• [Problem to solve]
Can you transcribe the data exactly? Leave the pictures out.

• [The input]

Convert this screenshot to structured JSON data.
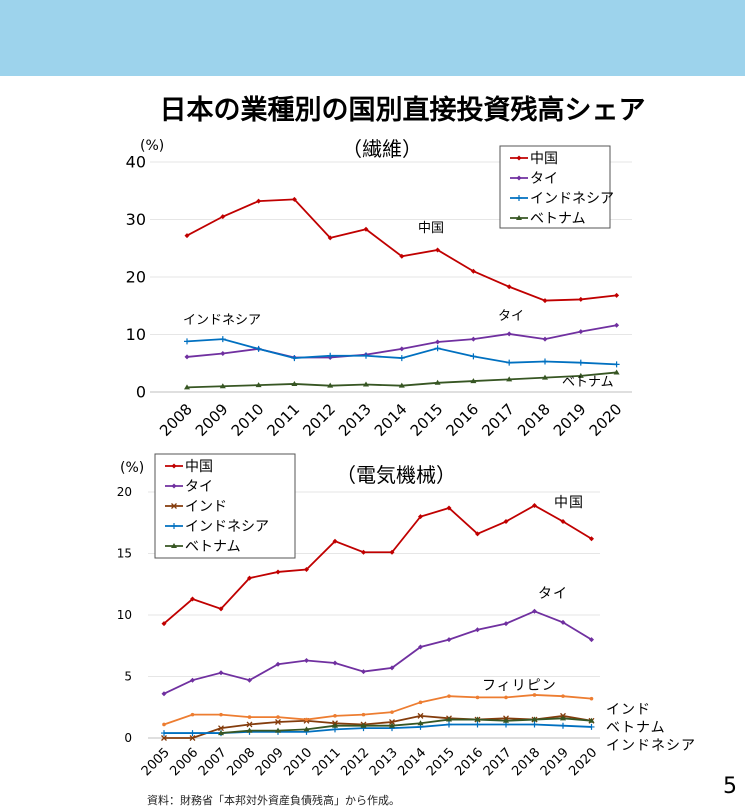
{
  "header": {
    "title": "日本の業種別の国別直接投資残高シェア",
    "page_number": "5",
    "source": "資料：財務省「本邦対外資産負債残高」から作成。",
    "band_color": "#9dd3ec"
  },
  "chart_data": [
    {
      "type": "line",
      "title": "（繊維）",
      "ylabel": "(%)",
      "ylim": [
        0,
        40
      ],
      "yticks": [
        "0",
        "10",
        "20",
        "30",
        "40"
      ],
      "grid": true,
      "legend": "top-right",
      "x": [
        "2008",
        "2009",
        "2010",
        "2011",
        "2012",
        "2013",
        "2014",
        "2015",
        "2016",
        "2017",
        "2018",
        "2019",
        "2020"
      ],
      "series": [
        {
          "name": "中国",
          "color": "#c00000",
          "marker": "diamond",
          "label": "中国",
          "values": [
            27.2,
            30.5,
            33.2,
            33.5,
            26.8,
            28.3,
            23.6,
            24.7,
            21.0,
            18.3,
            15.9,
            16.1,
            16.8
          ]
        },
        {
          "name": "タイ",
          "color": "#7030a0",
          "marker": "diamond",
          "label": "タイ",
          "values": [
            6.1,
            6.7,
            7.5,
            6.0,
            6.0,
            6.5,
            7.5,
            8.7,
            9.2,
            10.1,
            9.2,
            10.5,
            11.6
          ]
        },
        {
          "name": "インドネシア",
          "color": "#0070c0",
          "marker": "plus",
          "label": "インドネシア",
          "values": [
            8.8,
            9.2,
            7.5,
            5.9,
            6.3,
            6.3,
            5.9,
            7.6,
            6.2,
            5.1,
            5.3,
            5.1,
            4.8
          ]
        },
        {
          "name": "ベトナム",
          "color": "#375623",
          "marker": "triangle",
          "label": "ベトナム",
          "values": [
            0.8,
            1.0,
            1.2,
            1.4,
            1.1,
            1.3,
            1.1,
            1.6,
            1.9,
            2.2,
            2.5,
            2.8,
            3.4
          ]
        }
      ]
    },
    {
      "type": "line",
      "title": "（電気機械）",
      "ylabel": "(%)",
      "ylim": [
        0,
        20
      ],
      "yticks": [
        "0",
        "5",
        "10",
        "15",
        "20"
      ],
      "grid": true,
      "legend": "top-left",
      "x": [
        "2005",
        "2006",
        "2007",
        "2008",
        "2009",
        "2010",
        "2011",
        "2012",
        "2013",
        "2014",
        "2015",
        "2016",
        "2017",
        "2018",
        "2019",
        "2020"
      ],
      "series": [
        {
          "name": "中国",
          "color": "#c00000",
          "marker": "diamond",
          "label": "中国",
          "values": [
            9.3,
            11.3,
            10.5,
            13.0,
            13.5,
            13.7,
            16.0,
            15.1,
            15.1,
            18.0,
            18.7,
            16.6,
            17.6,
            18.9,
            17.6,
            16.2
          ]
        },
        {
          "name": "タイ",
          "color": "#7030a0",
          "marker": "diamond",
          "label": "タイ",
          "values": [
            3.6,
            4.7,
            5.3,
            4.7,
            6.0,
            6.3,
            6.1,
            5.4,
            5.7,
            7.4,
            8.0,
            8.8,
            9.3,
            10.3,
            9.4,
            8.0
          ]
        },
        {
          "name": "インド",
          "color": "#843c0c",
          "marker": "x",
          "label": "インド",
          "values": [
            0.0,
            0.0,
            0.8,
            1.1,
            1.3,
            1.4,
            1.2,
            1.1,
            1.3,
            1.8,
            1.6,
            1.5,
            1.6,
            1.5,
            1.8,
            1.4
          ]
        },
        {
          "name": "インドネシア",
          "color": "#0070c0",
          "marker": "plus",
          "label": "インドネシア",
          "values": [
            0.4,
            0.4,
            0.4,
            0.5,
            0.5,
            0.5,
            0.7,
            0.8,
            0.8,
            0.9,
            1.1,
            1.1,
            1.1,
            1.1,
            1.0,
            0.9
          ]
        },
        {
          "name": "ベトナム",
          "color": "#375623",
          "marker": "triangle",
          "label": "ベトナム",
          "values": [
            null,
            null,
            0.4,
            0.6,
            0.6,
            0.7,
            1.0,
            1.0,
            1.0,
            1.2,
            1.5,
            1.5,
            1.4,
            1.5,
            1.6,
            1.4
          ]
        },
        {
          "color": "#ed7d31",
          "marker": "dot",
          "label": "フィリピン",
          "legend": false,
          "values": [
            1.1,
            1.9,
            1.9,
            1.7,
            1.7,
            1.5,
            1.8,
            1.9,
            2.1,
            2.9,
            3.4,
            3.3,
            3.3,
            3.5,
            3.4,
            3.2
          ]
        }
      ]
    }
  ]
}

• [Solved problem]
Convert this screenshot to structured JSON data.
{
  "header": {
    "title": "日本の業種別の国別直接投資残高シェア",
    "page_number": "5",
    "source": "資料：財務省「本邦対外資産負債残高」から作成。",
    "band_color": "#9dd3ec"
  },
  "chart_data": [
    {
      "type": "line",
      "title": "（繊維）",
      "ylabel": "(%)",
      "ylim": [
        0,
        40
      ],
      "yticks": [
        "0",
        "10",
        "20",
        "30",
        "40"
      ],
      "grid": true,
      "legend": "top-right",
      "x": [
        "2008",
        "2009",
        "2010",
        "2011",
        "2012",
        "2013",
        "2014",
        "2015",
        "2016",
        "2017",
        "2018",
        "2019",
        "2020"
      ],
      "series": [
        {
          "name": "中国",
          "color": "#c00000",
          "marker": "diamond",
          "label": "中国",
          "values": [
            27.2,
            30.5,
            33.2,
            33.5,
            26.8,
            28.3,
            23.6,
            24.7,
            21.0,
            18.3,
            15.9,
            16.1,
            16.8
          ]
        },
        {
          "name": "タイ",
          "color": "#7030a0",
          "marker": "diamond",
          "label": "タイ",
          "values": [
            6.1,
            6.7,
            7.5,
            6.0,
            6.0,
            6.5,
            7.5,
            8.7,
            9.2,
            10.1,
            9.2,
            10.5,
            11.6
          ]
        },
        {
          "name": "インドネシア",
          "color": "#0070c0",
          "marker": "plus",
          "label": "インドネシア",
          "values": [
            8.8,
            9.2,
            7.5,
            5.9,
            6.3,
            6.3,
            5.9,
            7.6,
            6.2,
            5.1,
            5.3,
            5.1,
            4.8
          ]
        },
        {
          "name": "ベトナム",
          "color": "#375623",
          "marker": "triangle",
          "label": "ベトナム",
          "values": [
            0.8,
            1.0,
            1.2,
            1.4,
            1.1,
            1.3,
            1.1,
            1.6,
            1.9,
            2.2,
            2.5,
            2.8,
            3.4
          ]
        }
      ]
    },
    {
      "type": "line",
      "title": "（電気機械）",
      "ylabel": "(%)",
      "ylim": [
        0,
        20
      ],
      "yticks": [
        "0",
        "5",
        "10",
        "15",
        "20"
      ],
      "grid": true,
      "legend": "top-left",
      "x": [
        "2005",
        "2006",
        "2007",
        "2008",
        "2009",
        "2010",
        "2011",
        "2012",
        "2013",
        "2014",
        "2015",
        "2016",
        "2017",
        "2018",
        "2019",
        "2020"
      ],
      "series": [
        {
          "name": "中国",
          "color": "#c00000",
          "marker": "diamond",
          "label": "中国",
          "values": [
            9.3,
            11.3,
            10.5,
            13.0,
            13.5,
            13.7,
            16.0,
            15.1,
            15.1,
            18.0,
            18.7,
            16.6,
            17.6,
            18.9,
            17.6,
            16.2
          ]
        },
        {
          "name": "タイ",
          "color": "#7030a0",
          "marker": "diamond",
          "label": "タイ",
          "values": [
            3.6,
            4.7,
            5.3,
            4.7,
            6.0,
            6.3,
            6.1,
            5.4,
            5.7,
            7.4,
            8.0,
            8.8,
            9.3,
            10.3,
            9.4,
            8.0
          ]
        },
        {
          "name": "インド",
          "color": "#843c0c",
          "marker": "x",
          "label": "インド",
          "values": [
            0.0,
            0.0,
            0.8,
            1.1,
            1.3,
            1.4,
            1.2,
            1.1,
            1.3,
            1.8,
            1.6,
            1.5,
            1.6,
            1.5,
            1.8,
            1.4
          ]
        },
        {
          "name": "インドネシア",
          "color": "#0070c0",
          "marker": "plus",
          "label": "インドネシア",
          "values": [
            0.4,
            0.4,
            0.4,
            0.5,
            0.5,
            0.5,
            0.7,
            0.8,
            0.8,
            0.9,
            1.1,
            1.1,
            1.1,
            1.1,
            1.0,
            0.9
          ]
        },
        {
          "name": "ベトナム",
          "color": "#375623",
          "marker": "triangle",
          "label": "ベトナム",
          "values": [
            null,
            null,
            0.4,
            0.6,
            0.6,
            0.7,
            1.0,
            1.0,
            1.0,
            1.2,
            1.5,
            1.5,
            1.4,
            1.5,
            1.6,
            1.4
          ]
        },
        {
          "color": "#ed7d31",
          "marker": "dot",
          "label": "フィリピン",
          "legend": false,
          "values": [
            1.1,
            1.9,
            1.9,
            1.7,
            1.7,
            1.5,
            1.8,
            1.9,
            2.1,
            2.9,
            3.4,
            3.3,
            3.3,
            3.5,
            3.4,
            3.2
          ]
        }
      ]
    }
  ]
}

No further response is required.